In the material below, identify each line bearing the word "Simulation". Reproduce those lines.

Records from a data source:
** begin **

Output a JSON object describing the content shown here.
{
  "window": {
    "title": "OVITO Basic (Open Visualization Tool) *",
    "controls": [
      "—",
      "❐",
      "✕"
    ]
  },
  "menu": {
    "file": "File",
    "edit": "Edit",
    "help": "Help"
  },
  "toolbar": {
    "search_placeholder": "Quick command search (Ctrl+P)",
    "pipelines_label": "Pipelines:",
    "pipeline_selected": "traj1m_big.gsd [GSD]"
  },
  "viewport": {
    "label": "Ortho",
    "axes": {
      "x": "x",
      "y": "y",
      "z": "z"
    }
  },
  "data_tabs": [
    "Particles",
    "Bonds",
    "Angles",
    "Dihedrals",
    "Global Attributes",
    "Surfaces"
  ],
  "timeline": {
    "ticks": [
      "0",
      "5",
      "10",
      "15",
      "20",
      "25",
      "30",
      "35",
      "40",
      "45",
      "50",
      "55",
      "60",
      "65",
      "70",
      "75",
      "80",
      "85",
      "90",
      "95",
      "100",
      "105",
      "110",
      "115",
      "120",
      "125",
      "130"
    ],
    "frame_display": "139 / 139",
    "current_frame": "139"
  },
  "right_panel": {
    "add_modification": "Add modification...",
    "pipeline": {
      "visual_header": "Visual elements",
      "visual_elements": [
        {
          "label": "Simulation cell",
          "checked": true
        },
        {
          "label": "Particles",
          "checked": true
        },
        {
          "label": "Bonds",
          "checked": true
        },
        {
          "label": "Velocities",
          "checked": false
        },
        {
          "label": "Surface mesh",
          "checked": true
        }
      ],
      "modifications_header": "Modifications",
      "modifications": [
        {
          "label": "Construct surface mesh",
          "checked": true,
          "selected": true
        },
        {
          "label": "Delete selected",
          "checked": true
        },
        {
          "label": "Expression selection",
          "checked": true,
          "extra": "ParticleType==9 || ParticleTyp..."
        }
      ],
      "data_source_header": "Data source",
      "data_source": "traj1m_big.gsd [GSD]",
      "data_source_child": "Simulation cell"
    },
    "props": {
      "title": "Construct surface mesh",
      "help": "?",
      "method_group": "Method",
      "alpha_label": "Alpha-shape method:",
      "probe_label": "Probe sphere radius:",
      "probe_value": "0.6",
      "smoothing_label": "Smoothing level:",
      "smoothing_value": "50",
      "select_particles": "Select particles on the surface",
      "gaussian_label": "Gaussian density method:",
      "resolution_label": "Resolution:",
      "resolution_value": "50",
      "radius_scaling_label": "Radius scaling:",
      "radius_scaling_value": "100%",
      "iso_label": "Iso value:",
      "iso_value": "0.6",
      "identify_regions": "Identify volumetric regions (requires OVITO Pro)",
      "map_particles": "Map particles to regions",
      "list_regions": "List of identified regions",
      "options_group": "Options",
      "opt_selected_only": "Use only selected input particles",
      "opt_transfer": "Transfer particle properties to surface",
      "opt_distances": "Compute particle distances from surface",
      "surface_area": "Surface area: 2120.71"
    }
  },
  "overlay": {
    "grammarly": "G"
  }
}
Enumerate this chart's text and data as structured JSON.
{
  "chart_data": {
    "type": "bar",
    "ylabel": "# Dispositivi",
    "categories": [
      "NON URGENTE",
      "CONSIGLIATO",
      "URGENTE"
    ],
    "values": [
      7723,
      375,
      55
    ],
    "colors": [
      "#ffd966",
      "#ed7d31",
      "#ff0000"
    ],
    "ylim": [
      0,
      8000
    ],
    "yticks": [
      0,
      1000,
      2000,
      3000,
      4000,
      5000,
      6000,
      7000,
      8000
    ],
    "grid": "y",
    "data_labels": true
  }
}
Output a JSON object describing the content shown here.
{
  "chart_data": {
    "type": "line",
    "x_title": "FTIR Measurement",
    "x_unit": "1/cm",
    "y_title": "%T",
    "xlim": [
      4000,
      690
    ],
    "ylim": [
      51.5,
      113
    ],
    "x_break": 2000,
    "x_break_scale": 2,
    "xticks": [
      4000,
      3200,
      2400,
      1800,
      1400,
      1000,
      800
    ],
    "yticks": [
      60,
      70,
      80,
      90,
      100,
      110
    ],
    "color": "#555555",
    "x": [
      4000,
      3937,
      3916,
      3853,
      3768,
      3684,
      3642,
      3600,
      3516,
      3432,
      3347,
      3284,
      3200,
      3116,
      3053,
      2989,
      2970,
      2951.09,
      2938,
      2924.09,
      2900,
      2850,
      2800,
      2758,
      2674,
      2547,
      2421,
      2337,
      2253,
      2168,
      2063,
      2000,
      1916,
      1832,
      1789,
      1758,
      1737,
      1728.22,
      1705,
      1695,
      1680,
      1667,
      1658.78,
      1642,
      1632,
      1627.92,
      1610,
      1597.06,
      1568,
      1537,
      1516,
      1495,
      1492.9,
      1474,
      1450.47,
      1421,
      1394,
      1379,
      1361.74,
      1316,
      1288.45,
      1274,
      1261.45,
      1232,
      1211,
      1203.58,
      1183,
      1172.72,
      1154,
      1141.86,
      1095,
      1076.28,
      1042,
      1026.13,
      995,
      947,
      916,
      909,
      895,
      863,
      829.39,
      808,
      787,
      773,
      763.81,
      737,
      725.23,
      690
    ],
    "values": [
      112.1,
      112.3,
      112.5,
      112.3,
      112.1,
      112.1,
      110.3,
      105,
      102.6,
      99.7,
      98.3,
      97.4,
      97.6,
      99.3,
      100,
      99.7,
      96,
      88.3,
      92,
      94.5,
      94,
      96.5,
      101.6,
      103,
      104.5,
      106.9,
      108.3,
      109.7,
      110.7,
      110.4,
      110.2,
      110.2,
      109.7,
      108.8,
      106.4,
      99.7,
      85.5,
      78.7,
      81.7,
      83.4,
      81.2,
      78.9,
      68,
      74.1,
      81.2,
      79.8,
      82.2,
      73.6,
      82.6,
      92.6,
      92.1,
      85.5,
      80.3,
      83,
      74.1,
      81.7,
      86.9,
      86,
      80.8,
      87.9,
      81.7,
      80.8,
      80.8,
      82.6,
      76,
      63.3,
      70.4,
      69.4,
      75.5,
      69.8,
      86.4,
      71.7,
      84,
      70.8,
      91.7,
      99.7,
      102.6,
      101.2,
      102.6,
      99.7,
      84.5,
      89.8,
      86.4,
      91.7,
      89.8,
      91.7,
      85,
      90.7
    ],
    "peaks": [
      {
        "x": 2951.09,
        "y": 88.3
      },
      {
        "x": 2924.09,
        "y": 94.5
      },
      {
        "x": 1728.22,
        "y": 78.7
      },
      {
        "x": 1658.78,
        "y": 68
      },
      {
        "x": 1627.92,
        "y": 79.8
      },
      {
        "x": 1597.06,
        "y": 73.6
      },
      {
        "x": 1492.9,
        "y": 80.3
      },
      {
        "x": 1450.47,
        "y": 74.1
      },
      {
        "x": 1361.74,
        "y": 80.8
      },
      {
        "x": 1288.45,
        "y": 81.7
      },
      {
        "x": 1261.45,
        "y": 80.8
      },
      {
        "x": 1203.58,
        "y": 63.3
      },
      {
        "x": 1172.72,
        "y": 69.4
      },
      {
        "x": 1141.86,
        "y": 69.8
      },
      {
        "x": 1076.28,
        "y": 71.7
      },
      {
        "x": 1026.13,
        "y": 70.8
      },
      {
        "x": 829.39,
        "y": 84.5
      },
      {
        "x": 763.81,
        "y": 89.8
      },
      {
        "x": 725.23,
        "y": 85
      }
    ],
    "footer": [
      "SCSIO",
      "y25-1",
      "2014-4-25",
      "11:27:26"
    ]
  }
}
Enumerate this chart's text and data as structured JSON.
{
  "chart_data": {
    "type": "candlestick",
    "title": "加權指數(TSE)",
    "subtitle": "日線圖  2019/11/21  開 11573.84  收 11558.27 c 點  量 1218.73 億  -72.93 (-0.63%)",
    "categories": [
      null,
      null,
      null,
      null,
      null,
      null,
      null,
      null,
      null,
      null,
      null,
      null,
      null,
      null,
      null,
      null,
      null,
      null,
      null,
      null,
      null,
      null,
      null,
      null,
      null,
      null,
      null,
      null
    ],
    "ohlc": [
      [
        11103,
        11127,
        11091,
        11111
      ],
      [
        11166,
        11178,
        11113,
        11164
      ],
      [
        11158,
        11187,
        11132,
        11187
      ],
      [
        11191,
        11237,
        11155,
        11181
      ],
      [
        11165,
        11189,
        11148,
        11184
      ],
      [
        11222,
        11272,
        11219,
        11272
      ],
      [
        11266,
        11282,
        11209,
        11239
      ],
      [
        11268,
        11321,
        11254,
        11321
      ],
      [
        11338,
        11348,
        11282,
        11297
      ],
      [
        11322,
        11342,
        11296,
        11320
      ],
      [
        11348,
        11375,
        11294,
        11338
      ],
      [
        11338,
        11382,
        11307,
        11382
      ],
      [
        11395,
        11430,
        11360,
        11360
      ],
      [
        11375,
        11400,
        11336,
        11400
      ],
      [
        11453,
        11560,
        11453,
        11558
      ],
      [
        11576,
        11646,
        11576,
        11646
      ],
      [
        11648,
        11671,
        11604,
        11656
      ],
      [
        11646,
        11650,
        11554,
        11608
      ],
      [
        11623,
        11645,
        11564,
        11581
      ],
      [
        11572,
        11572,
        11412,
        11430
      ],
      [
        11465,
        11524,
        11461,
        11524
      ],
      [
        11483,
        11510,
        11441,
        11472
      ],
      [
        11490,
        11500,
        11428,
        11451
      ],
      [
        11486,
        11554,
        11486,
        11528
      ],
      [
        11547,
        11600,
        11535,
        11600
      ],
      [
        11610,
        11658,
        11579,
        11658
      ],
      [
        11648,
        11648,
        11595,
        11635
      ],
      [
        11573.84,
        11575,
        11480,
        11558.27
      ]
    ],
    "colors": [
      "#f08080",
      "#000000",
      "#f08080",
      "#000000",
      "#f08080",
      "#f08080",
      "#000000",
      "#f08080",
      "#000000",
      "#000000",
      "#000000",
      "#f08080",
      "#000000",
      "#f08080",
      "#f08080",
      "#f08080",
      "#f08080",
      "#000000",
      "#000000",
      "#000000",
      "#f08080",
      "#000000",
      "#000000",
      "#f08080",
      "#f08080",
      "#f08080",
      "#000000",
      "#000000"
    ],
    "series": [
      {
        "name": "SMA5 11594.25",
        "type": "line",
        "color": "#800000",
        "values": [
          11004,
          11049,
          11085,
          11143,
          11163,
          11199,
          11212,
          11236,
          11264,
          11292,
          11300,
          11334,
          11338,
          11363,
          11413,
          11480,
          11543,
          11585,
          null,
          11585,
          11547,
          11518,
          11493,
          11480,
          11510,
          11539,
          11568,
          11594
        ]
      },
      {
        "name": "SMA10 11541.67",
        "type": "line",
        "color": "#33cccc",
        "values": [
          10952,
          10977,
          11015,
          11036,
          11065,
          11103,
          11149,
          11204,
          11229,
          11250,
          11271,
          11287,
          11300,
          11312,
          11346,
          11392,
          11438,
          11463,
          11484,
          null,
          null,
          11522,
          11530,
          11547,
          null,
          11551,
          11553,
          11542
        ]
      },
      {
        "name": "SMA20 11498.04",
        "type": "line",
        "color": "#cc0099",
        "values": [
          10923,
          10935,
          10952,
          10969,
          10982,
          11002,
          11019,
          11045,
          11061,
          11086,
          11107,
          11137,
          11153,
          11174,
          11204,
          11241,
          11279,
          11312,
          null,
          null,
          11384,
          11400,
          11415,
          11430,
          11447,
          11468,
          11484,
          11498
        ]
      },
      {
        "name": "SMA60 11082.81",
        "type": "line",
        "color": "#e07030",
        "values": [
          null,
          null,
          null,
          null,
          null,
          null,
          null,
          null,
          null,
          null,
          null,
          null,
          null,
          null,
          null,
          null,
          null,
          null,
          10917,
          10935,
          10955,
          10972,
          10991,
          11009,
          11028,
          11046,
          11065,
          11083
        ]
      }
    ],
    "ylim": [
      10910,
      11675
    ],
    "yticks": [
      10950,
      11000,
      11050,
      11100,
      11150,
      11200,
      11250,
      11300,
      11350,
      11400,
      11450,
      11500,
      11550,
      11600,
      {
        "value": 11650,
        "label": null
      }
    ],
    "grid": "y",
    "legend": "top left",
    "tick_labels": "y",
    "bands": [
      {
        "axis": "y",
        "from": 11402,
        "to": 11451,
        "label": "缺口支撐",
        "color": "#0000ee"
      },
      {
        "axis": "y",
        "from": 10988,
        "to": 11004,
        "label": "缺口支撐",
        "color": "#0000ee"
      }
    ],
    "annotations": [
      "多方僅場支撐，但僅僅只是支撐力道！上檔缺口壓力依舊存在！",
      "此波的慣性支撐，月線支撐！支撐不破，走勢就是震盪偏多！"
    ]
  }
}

** end **

◆ **Answer to this exercise**:
          "label": "Simulation cell",
      "data_source_child": "Simulation cell"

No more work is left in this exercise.